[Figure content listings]

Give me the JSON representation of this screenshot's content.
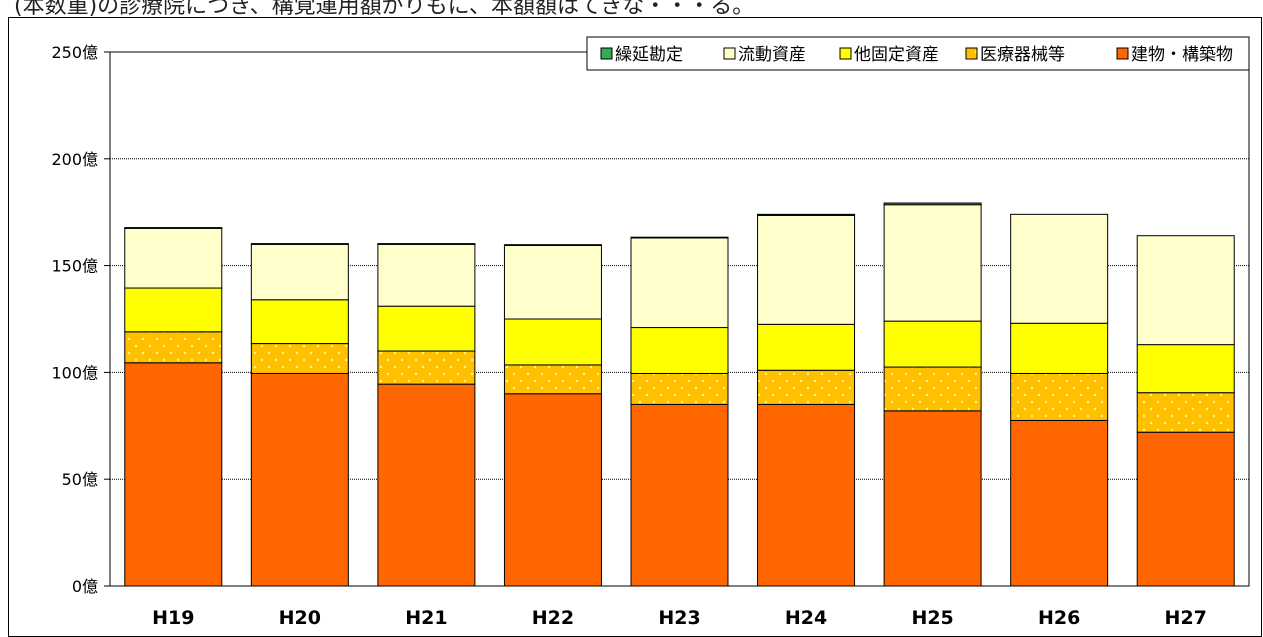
{
  "page": {
    "top_text": "(本数重)の診療院につき、構覚運用額がりもに、本額額はてきな・・・る。"
  },
  "chart_data": {
    "type": "bar",
    "stacked": true,
    "categories": [
      "H19",
      "H20",
      "H21",
      "H22",
      "H23",
      "H24",
      "H25",
      "H26",
      "H27"
    ],
    "series": [
      {
        "name": "建物・構築物",
        "color": "#FF6600",
        "pattern": "solid",
        "values": [
          104.5,
          99.5,
          94.5,
          90,
          85,
          85,
          82,
          77.5,
          72
        ]
      },
      {
        "name": "医療器械等",
        "color": "#FFC000",
        "pattern": "dots",
        "values": [
          14.5,
          14,
          15.5,
          13.5,
          14.5,
          16,
          20.5,
          22,
          18.5
        ]
      },
      {
        "name": "他固定資産",
        "color": "#FFFF00",
        "pattern": "solid",
        "values": [
          20.5,
          20.5,
          21,
          21.5,
          21.5,
          21.5,
          21.5,
          23.5,
          22.5
        ]
      },
      {
        "name": "流動資産",
        "color": "#FFFFCC",
        "pattern": "solid",
        "values": [
          28,
          26,
          29,
          34.5,
          42,
          51,
          54.5,
          51,
          51
        ]
      },
      {
        "name": "繰延勘定",
        "color": "#33AA55",
        "pattern": "solid",
        "values": [
          0.3,
          0.3,
          0.3,
          0.3,
          0.3,
          0.5,
          0.8,
          0,
          0
        ]
      }
    ],
    "yaxis": {
      "min": 0,
      "max": 250,
      "step": 50,
      "tick_labels": [
        "0億",
        "50億",
        "100億",
        "150億",
        "200億",
        "250億"
      ]
    },
    "legend": {
      "placement": "top-right",
      "order": [
        "繰延勘定",
        "流動資産",
        "他固定資産",
        "医療器械等",
        "建物・構築物"
      ]
    },
    "grid": true,
    "xlabel": "",
    "ylabel": "",
    "title": ""
  }
}
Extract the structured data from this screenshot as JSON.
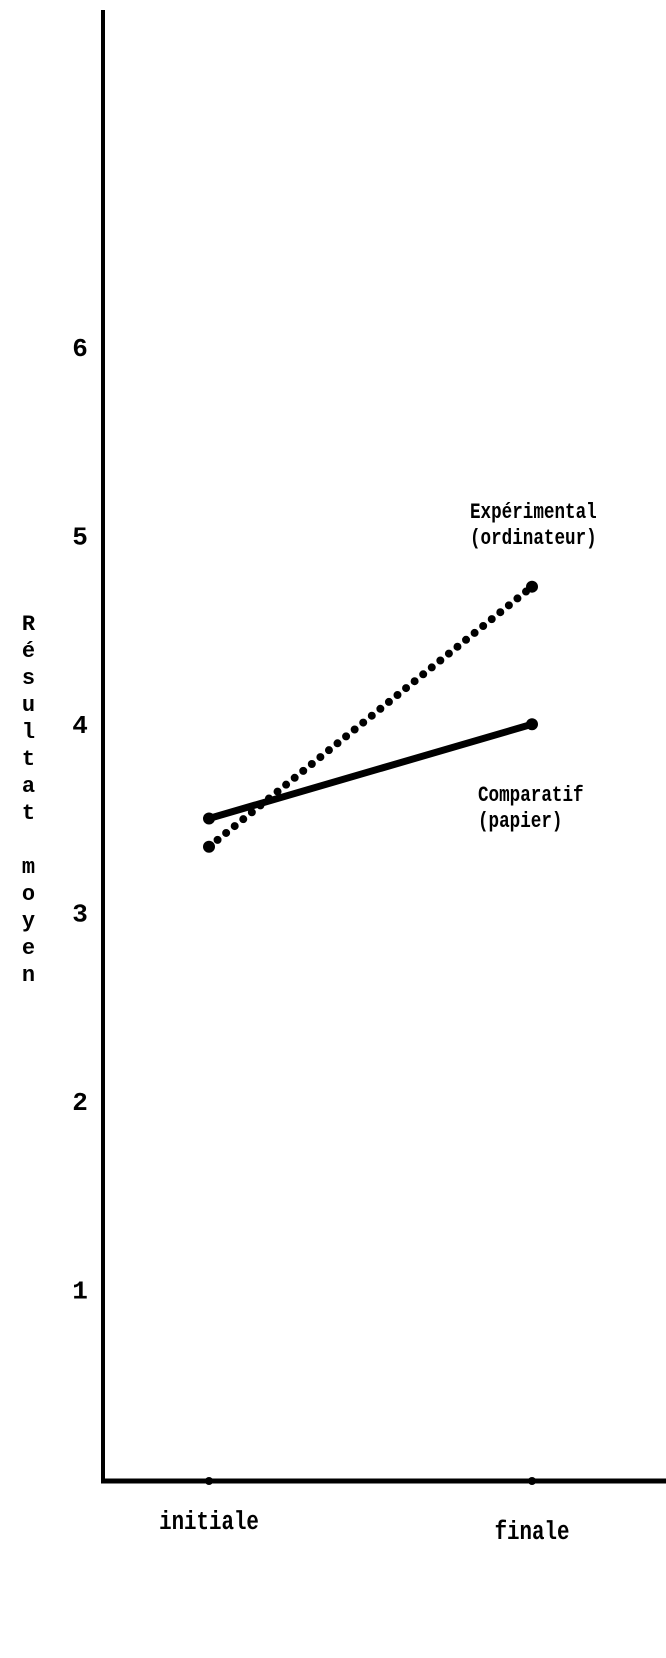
{
  "chart_data": {
    "type": "line",
    "y_label": "Résultat moyen",
    "categories": [
      "initiale",
      "finale"
    ],
    "series": [
      {
        "name": "Expérimental\n(ordinateur)",
        "color": "#000000",
        "line_style": "dotted",
        "values": [
          3.36,
          4.74
        ]
      },
      {
        "name": "Comparatif\n(papier)",
        "color": "#000000",
        "line_style": "solid",
        "values": [
          3.51,
          4.01
        ]
      }
    ],
    "ylim": [
      0,
      7.8
    ],
    "yticks": [
      1,
      2,
      3,
      4,
      5,
      6
    ],
    "grid": false
  }
}
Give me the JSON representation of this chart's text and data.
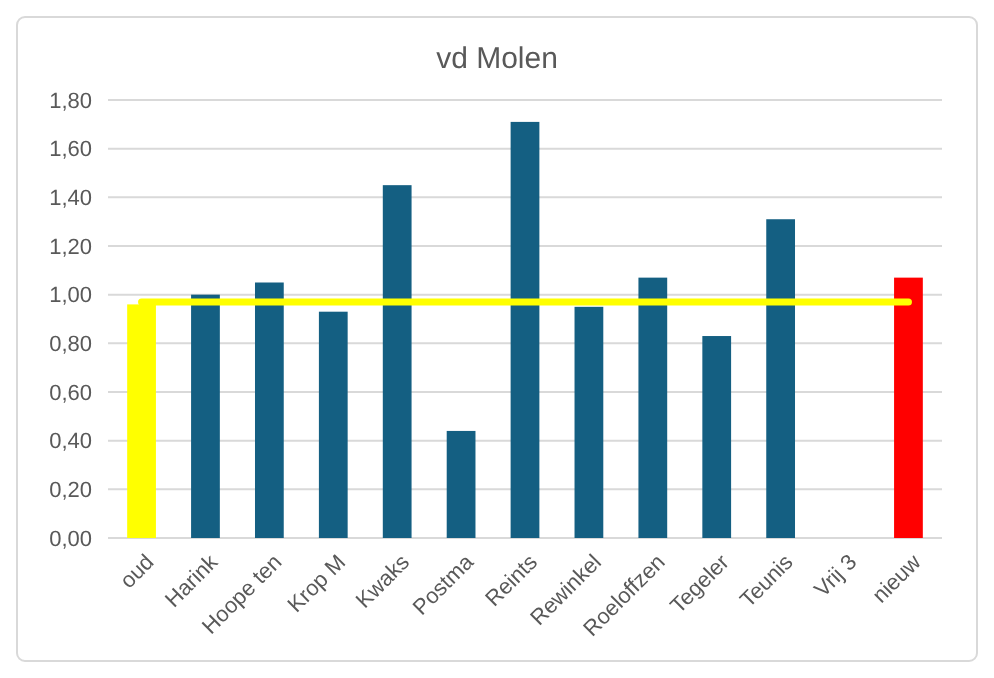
{
  "chart_data": {
    "type": "bar",
    "title": "vd Molen",
    "categories": [
      "oud",
      "Harink",
      "Hoope ten",
      "Krop M",
      "Kwaks",
      "Postma",
      "Reints",
      "Rewinkel",
      "Roeloffzen",
      "Tegeler",
      "Teunis",
      "Vrij 3",
      "nieuw"
    ],
    "series": [
      {
        "colors": [
          "#ffff00",
          "#145f82",
          "#145f82",
          "#145f82",
          "#145f82",
          "#145f82",
          "#145f82",
          "#145f82",
          "#145f82",
          "#145f82",
          "#145f82",
          null,
          "#ff0000"
        ],
        "values": [
          0.96,
          1.0,
          1.05,
          0.93,
          1.45,
          0.44,
          1.71,
          0.95,
          1.07,
          0.83,
          1.31,
          null,
          1.07
        ]
      },
      {
        "type": "line",
        "color": "#ffff00",
        "values": [
          0.97,
          0.97,
          0.97,
          0.97,
          0.97,
          0.97,
          0.97,
          0.97,
          0.97,
          0.97,
          0.97,
          0.97,
          0.97
        ]
      }
    ],
    "ylim": [
      0,
      1.8
    ],
    "yticks": [
      {
        "value": 0,
        "label": "0,00"
      },
      {
        "value": 0.2,
        "label": "0,20"
      },
      {
        "value": 0.4,
        "label": "0,40"
      },
      {
        "value": 0.6,
        "label": "0,60"
      },
      {
        "value": 0.8,
        "label": "0,80"
      },
      {
        "value": 1.0,
        "label": "1,00"
      },
      {
        "value": 1.2,
        "label": "1,20"
      },
      {
        "value": 1.4,
        "label": "1,40"
      },
      {
        "value": 1.6,
        "label": "1,60"
      },
      {
        "value": 1.8,
        "label": "1,80"
      }
    ],
    "grid": "y",
    "marker": "none",
    "line_style": "solid"
  }
}
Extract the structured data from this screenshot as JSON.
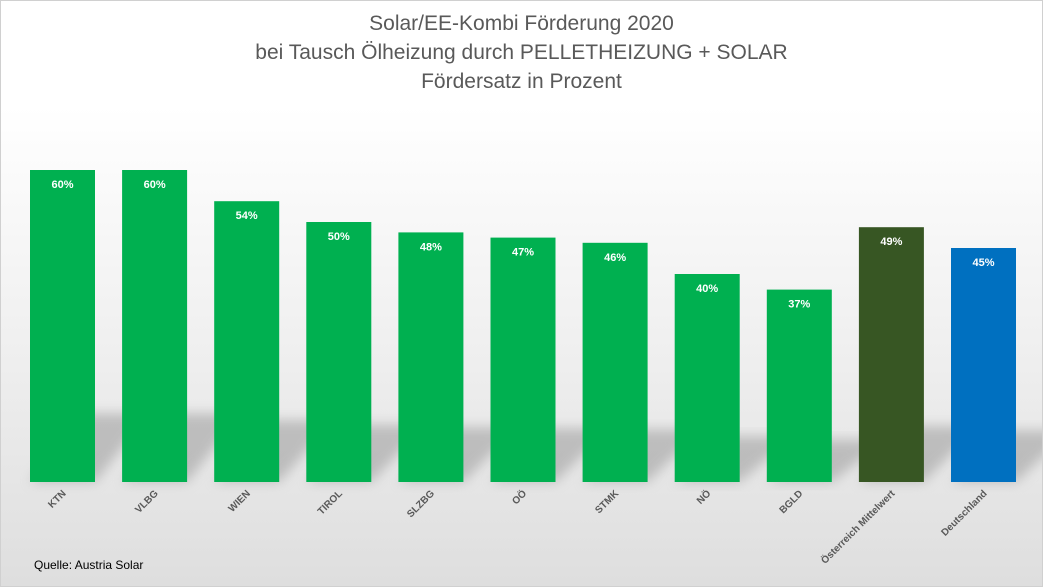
{
  "chart_data": {
    "type": "bar",
    "title": "Solar/EE-Kombi Förderung 2020",
    "subtitle": "bei Tausch Ölheizung durch PELLETHEIZUNG + SOLAR",
    "subtitle2": "Fördersatz in Prozent",
    "categories": [
      "KTN",
      "VLBG",
      "WIEN",
      "TIROL",
      "SLZBG",
      "OÖ",
      "STMK",
      "NÖ",
      "BGLD",
      "Österreich Mittelwert",
      "Deutschland"
    ],
    "values": [
      60,
      60,
      54,
      50,
      48,
      47,
      46,
      40,
      37,
      49,
      45
    ],
    "value_labels": [
      "60%",
      "60%",
      "54%",
      "50%",
      "48%",
      "47%",
      "46%",
      "40%",
      "37%",
      "49%",
      "45%"
    ],
    "bar_colors": [
      "#00b050",
      "#00b050",
      "#00b050",
      "#00b050",
      "#00b050",
      "#00b050",
      "#00b050",
      "#00b050",
      "#00b050",
      "#375623",
      "#0070c0"
    ],
    "ylim": [
      0,
      100
    ],
    "grid": false,
    "legend": "none"
  },
  "footer": {
    "source": "Quelle: Austria Solar"
  }
}
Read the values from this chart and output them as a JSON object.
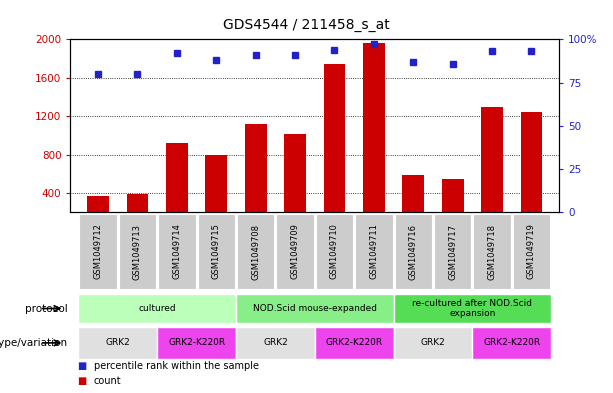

## Set exercise:
Your copy should match the records word for word, with the pictures removed.

## Response for this exercise:
Give me the JSON representation of this screenshot's content.
{
  "page": {
    "top_text": "(本数重)の診療院につき、構覚運用額がりもに、本額額はてきな・・・る。"
  },
  "chart_data": {
    "type": "bar",
    "stacked": true,
    "categories": [
      "H19",
      "H20",
      "H21",
      "H22",
      "H23",
      "H24",
      "H25",
      "H26",
      "H27"
    ],
    "series": [
      {
        "name": "建物・構築物",
        "color": "#FF6600",
        "pattern": "solid",
        "values": [
          104.5,
          99.5,
          94.5,
          90,
          85,
          85,
          82,
          77.5,
          72
        ]
      },
      {
        "name": "医療器械等",
        "color": "#FFC000",
        "pattern": "dots",
        "values": [
          14.5,
          14,
          15.5,
          13.5,
          14.5,
          16,
          20.5,
          22,
          18.5
        ]
      },
      {
        "name": "他固定資産",
        "color": "#FFFF00",
        "pattern": "solid",
        "values": [
          20.5,
          20.5,
          21,
          21.5,
          21.5,
          21.5,
          21.5,
          23.5,
          22.5
        ]
      },
      {
        "name": "流動資産",
        "color": "#FFFFCC",
        "pattern": "solid",
        "values": [
          28,
          26,
          29,
          34.5,
          42,
          51,
          54.5,
          51,
          51
        ]
      },
      {
        "name": "繰延勘定",
        "color": "#33AA55",
        "pattern": "solid",
        "values": [
          0.3,
          0.3,
          0.3,
          0.3,
          0.3,
          0.5,
          0.8,
          0,
          0
        ]
      }
    ],
    "yaxis": {
      "min": 0,
      "max": 250,
      "step": 50,
      "tick_labels": [
        "0億",
        "50億",
        "100億",
        "150億",
        "200億",
        "250億"
      ]
    },
    "legend": {
      "placement": "top-right",
      "order": [
        "繰延勘定",
        "流動資産",
        "他固定資産",
        "医療器械等",
        "建物・構築物"
      ]
    },
    "grid": true,
    "xlabel": "",
    "ylabel": "",
    "title": ""
  }
}
Extract the structured data from this screenshot as JSON.
{
  "chart_data": {
    "type": "line",
    "y_label": "Résultat moyen",
    "categories": [
      "initiale",
      "finale"
    ],
    "series": [
      {
        "name": "Expérimental\n(ordinateur)",
        "color": "#000000",
        "line_style": "dotted",
        "values": [
          3.36,
          4.74
        ]
      },
      {
        "name": "Comparatif\n(papier)",
        "color": "#000000",
        "line_style": "solid",
        "values": [
          3.51,
          4.01
        ]
      }
    ],
    "ylim": [
      0,
      7.8
    ],
    "yticks": [
      1,
      2,
      3,
      4,
      5,
      6
    ],
    "grid": false
  }
}
Give me the JSON representation of this chart's text and data.
{
  "chart_data": {
    "type": "bar",
    "title": "vd Molen",
    "categories": [
      "oud",
      "Harink",
      "Hoope ten",
      "Krop M",
      "Kwaks",
      "Postma",
      "Reints",
      "Rewinkel",
      "Roeloffzen",
      "Tegeler",
      "Teunis",
      "Vrij 3",
      "nieuw"
    ],
    "series": [
      {
        "colors": [
          "#ffff00",
          "#145f82",
          "#145f82",
          "#145f82",
          "#145f82",
          "#145f82",
          "#145f82",
          "#145f82",
          "#145f82",
          "#145f82",
          "#145f82",
          null,
          "#ff0000"
        ],
        "values": [
          0.96,
          1.0,
          1.05,
          0.93,
          1.45,
          0.44,
          1.71,
          0.95,
          1.07,
          0.83,
          1.31,
          null,
          1.07
        ]
      },
      {
        "type": "line",
        "color": "#ffff00",
        "values": [
          0.97,
          0.97,
          0.97,
          0.97,
          0.97,
          0.97,
          0.97,
          0.97,
          0.97,
          0.97,
          0.97,
          0.97,
          0.97
        ]
      }
    ],
    "ylim": [
      0,
      1.8
    ],
    "yticks": [
      {
        "value": 0,
        "label": "0,00"
      },
      {
        "value": 0.2,
        "label": "0,20"
      },
      {
        "value": 0.4,
        "label": "0,40"
      },
      {
        "value": 0.6,
        "label": "0,60"
      },
      {
        "value": 0.8,
        "label": "0,80"
      },
      {
        "value": 1.0,
        "label": "1,00"
      },
      {
        "value": 1.2,
        "label": "1,20"
      },
      {
        "value": 1.4,
        "label": "1,40"
      },
      {
        "value": 1.6,
        "label": "1,60"
      },
      {
        "value": 1.8,
        "label": "1,80"
      }
    ],
    "grid": "y",
    "marker": "none",
    "line_style": "solid"
  }
}
Extract the structured data from this screenshot as JSON.
{
  "chart_data": {
    "type": "bar",
    "title": "Solar/EE-Kombi Förderung 2020",
    "subtitle": "bei Tausch Ölheizung durch PELLETHEIZUNG + SOLAR",
    "subtitle2": "Fördersatz in Prozent",
    "categories": [
      "KTN",
      "VLBG",
      "WIEN",
      "TIROL",
      "SLZBG",
      "OÖ",
      "STMK",
      "NÖ",
      "BGLD",
      "Österreich Mittelwert",
      "Deutschland"
    ],
    "values": [
      60,
      60,
      54,
      50,
      48,
      47,
      46,
      40,
      37,
      49,
      45
    ],
    "value_labels": [
      "60%",
      "60%",
      "54%",
      "50%",
      "48%",
      "47%",
      "46%",
      "40%",
      "37%",
      "49%",
      "45%"
    ],
    "bar_colors": [
      "#00b050",
      "#00b050",
      "#00b050",
      "#00b050",
      "#00b050",
      "#00b050",
      "#00b050",
      "#00b050",
      "#00b050",
      "#375623",
      "#0070c0"
    ],
    "ylim": [
      0,
      100
    ],
    "grid": false,
    "legend": "none"
  },
  "footer": {
    "source": "Quelle: Austria Solar"
  }
}
Read the values from this chart and output them as a JSON object.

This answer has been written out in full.